**What you need to do:**
Work out how many lines of the listing hold "περιπτώσεις", then state only that count.

**The records:**
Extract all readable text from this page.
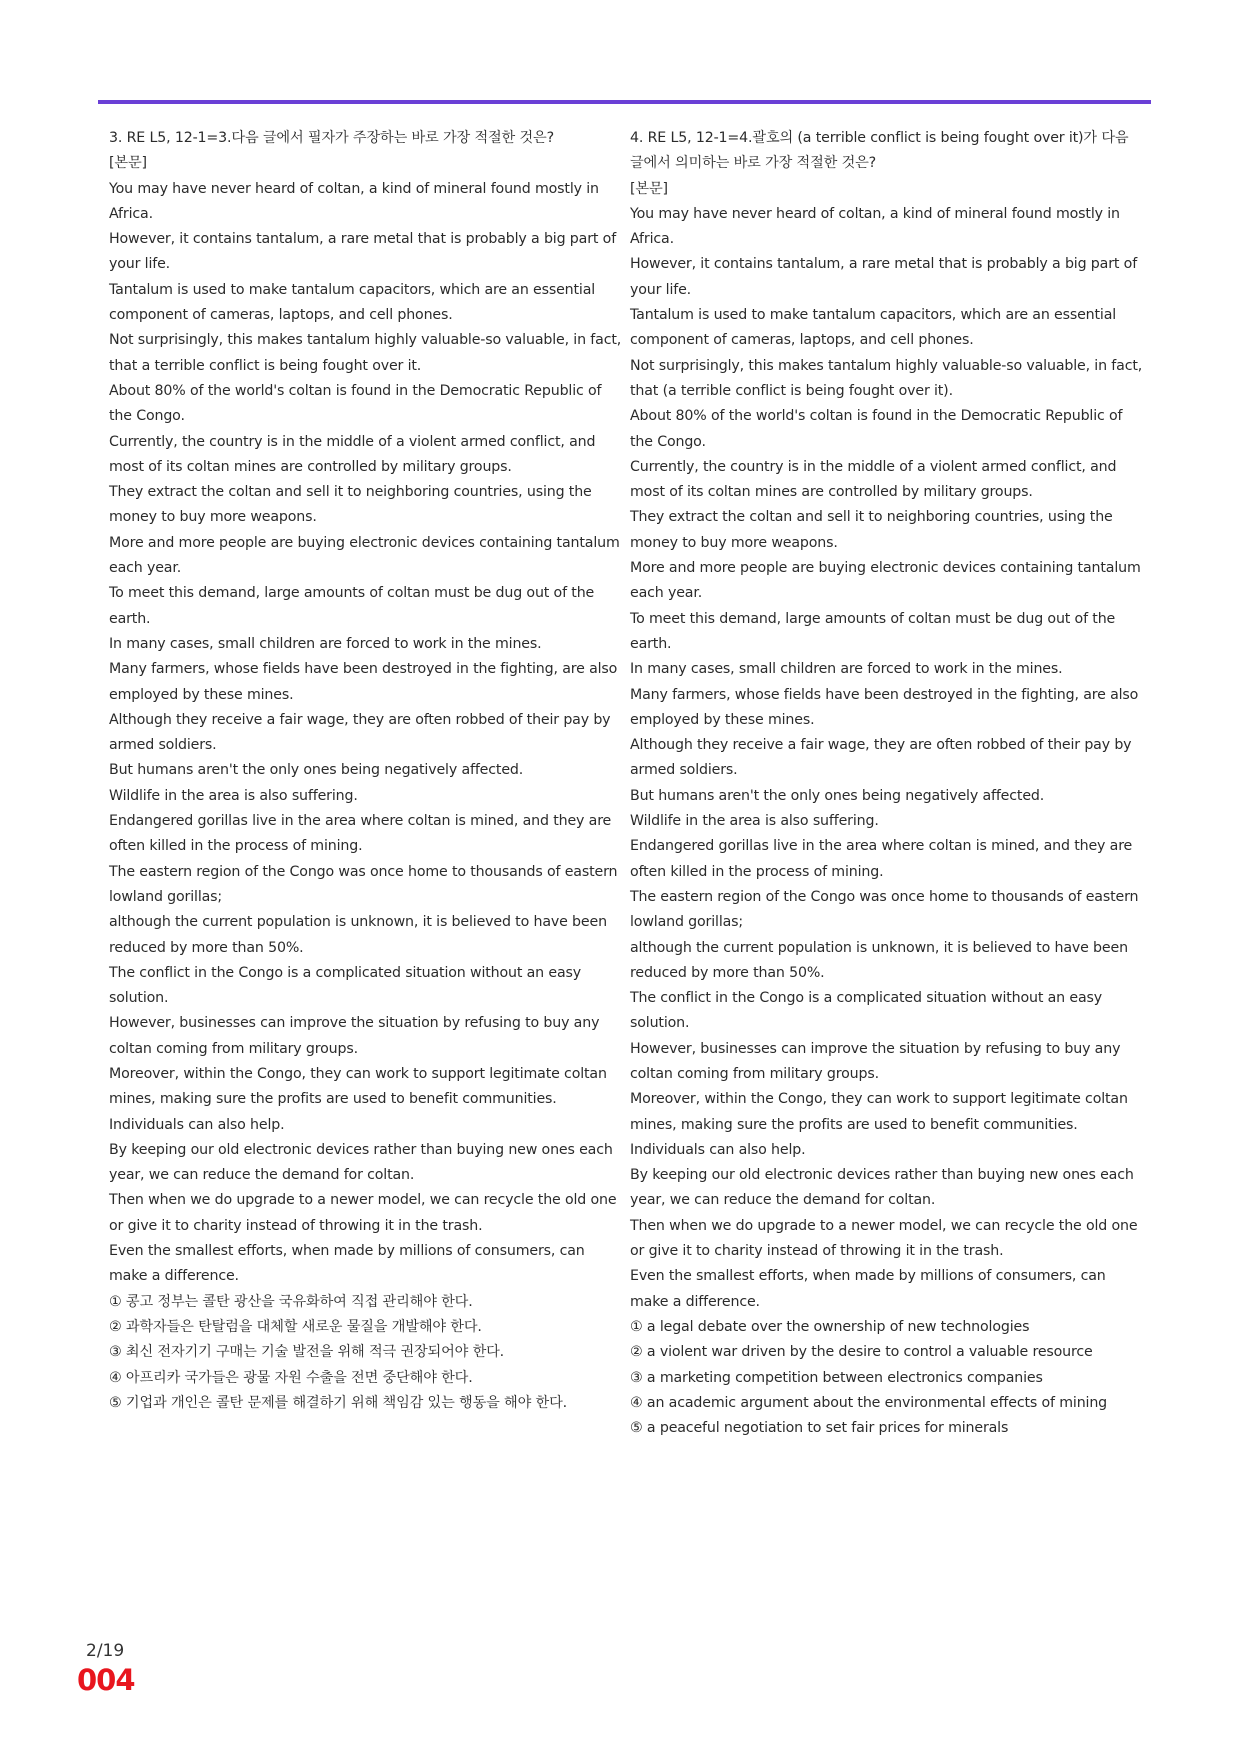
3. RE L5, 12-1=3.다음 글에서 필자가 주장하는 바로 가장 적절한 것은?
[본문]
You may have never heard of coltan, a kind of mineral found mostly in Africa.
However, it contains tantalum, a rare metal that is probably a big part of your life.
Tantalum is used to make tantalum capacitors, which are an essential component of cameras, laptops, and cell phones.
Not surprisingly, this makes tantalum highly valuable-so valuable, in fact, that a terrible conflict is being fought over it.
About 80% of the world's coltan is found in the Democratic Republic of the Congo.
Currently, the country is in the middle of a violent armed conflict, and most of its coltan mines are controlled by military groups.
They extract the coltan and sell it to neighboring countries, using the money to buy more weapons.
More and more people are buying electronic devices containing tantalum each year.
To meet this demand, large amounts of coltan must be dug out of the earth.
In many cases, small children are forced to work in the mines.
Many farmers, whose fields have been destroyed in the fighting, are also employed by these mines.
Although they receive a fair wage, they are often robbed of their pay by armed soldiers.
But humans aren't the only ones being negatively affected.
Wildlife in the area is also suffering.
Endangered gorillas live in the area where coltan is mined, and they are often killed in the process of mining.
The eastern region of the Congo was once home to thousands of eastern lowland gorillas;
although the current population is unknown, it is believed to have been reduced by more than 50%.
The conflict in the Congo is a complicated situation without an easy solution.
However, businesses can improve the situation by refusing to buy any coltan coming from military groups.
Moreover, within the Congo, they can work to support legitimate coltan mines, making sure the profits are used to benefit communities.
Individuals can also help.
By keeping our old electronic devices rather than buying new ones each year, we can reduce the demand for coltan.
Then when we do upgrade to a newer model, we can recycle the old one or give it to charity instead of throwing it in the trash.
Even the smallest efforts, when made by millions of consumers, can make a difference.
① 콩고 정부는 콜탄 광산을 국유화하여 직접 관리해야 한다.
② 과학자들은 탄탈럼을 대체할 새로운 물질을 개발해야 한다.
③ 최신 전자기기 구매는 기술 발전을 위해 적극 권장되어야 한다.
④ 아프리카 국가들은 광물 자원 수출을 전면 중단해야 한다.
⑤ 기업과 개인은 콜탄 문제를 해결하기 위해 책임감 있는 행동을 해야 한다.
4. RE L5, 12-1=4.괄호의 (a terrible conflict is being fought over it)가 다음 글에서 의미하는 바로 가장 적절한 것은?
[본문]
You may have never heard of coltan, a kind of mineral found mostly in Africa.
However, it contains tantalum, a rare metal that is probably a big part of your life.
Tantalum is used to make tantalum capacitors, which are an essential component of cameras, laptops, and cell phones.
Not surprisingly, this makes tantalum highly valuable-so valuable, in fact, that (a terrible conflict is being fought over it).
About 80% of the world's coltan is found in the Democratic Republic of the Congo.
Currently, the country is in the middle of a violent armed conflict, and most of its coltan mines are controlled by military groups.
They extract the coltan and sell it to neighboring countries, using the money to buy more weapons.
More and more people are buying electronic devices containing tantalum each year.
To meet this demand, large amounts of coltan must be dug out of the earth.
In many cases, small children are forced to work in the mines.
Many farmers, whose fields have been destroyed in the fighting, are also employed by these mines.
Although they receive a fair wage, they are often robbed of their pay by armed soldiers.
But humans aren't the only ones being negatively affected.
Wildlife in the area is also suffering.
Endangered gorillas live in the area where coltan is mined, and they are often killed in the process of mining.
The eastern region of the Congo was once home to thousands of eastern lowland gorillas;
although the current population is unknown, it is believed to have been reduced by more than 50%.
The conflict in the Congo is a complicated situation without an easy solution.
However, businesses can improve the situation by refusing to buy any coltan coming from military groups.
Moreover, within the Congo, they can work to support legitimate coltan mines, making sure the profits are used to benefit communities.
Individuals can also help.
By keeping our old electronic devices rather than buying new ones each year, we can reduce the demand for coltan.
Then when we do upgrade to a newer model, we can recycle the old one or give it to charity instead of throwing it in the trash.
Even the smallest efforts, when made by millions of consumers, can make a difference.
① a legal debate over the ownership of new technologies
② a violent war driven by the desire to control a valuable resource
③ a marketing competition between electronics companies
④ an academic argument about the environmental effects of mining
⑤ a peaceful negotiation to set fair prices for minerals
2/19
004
==
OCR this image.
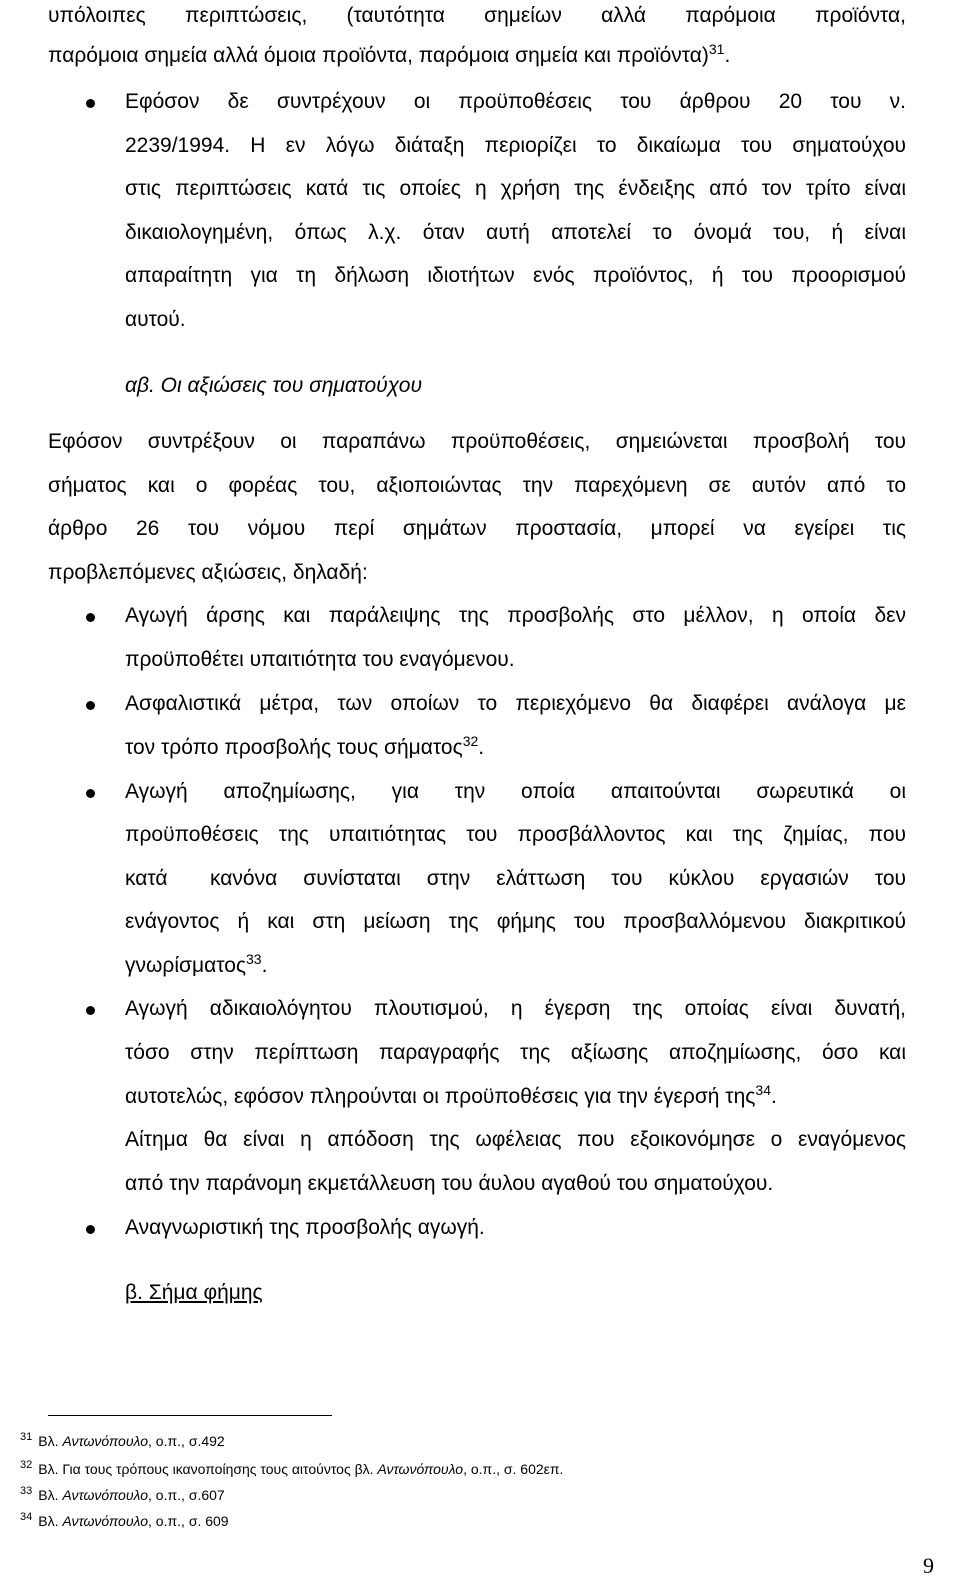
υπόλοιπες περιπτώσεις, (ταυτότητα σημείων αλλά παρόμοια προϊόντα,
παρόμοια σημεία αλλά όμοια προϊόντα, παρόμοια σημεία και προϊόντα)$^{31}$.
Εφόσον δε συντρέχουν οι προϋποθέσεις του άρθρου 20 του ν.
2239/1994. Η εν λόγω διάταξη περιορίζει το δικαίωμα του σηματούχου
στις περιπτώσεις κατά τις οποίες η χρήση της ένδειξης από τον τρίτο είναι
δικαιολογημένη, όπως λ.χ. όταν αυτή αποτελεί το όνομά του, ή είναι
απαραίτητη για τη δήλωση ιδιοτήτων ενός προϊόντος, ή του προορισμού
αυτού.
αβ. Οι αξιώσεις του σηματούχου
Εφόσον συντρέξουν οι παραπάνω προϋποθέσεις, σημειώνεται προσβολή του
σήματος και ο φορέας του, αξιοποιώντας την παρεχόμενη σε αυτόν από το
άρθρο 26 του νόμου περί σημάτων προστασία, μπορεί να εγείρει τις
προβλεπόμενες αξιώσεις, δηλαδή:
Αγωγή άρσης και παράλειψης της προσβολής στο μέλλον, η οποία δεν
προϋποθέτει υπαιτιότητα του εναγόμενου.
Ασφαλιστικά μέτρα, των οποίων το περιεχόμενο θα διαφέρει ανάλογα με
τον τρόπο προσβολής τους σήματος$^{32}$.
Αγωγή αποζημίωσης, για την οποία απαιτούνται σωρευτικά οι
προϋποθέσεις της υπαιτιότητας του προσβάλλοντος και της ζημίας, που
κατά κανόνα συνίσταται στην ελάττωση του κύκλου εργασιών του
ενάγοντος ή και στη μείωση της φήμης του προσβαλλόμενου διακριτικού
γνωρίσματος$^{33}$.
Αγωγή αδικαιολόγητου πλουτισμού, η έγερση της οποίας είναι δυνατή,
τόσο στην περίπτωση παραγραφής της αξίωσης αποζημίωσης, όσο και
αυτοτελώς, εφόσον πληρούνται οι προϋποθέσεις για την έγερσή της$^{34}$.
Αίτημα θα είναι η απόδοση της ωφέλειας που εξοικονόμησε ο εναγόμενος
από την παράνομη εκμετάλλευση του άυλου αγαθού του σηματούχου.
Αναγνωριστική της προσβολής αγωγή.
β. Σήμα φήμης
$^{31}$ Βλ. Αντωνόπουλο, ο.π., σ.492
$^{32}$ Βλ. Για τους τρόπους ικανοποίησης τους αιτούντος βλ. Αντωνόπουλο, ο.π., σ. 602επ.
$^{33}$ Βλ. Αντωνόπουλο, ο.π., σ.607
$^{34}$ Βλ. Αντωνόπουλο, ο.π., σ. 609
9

**Output of the exercise:**
2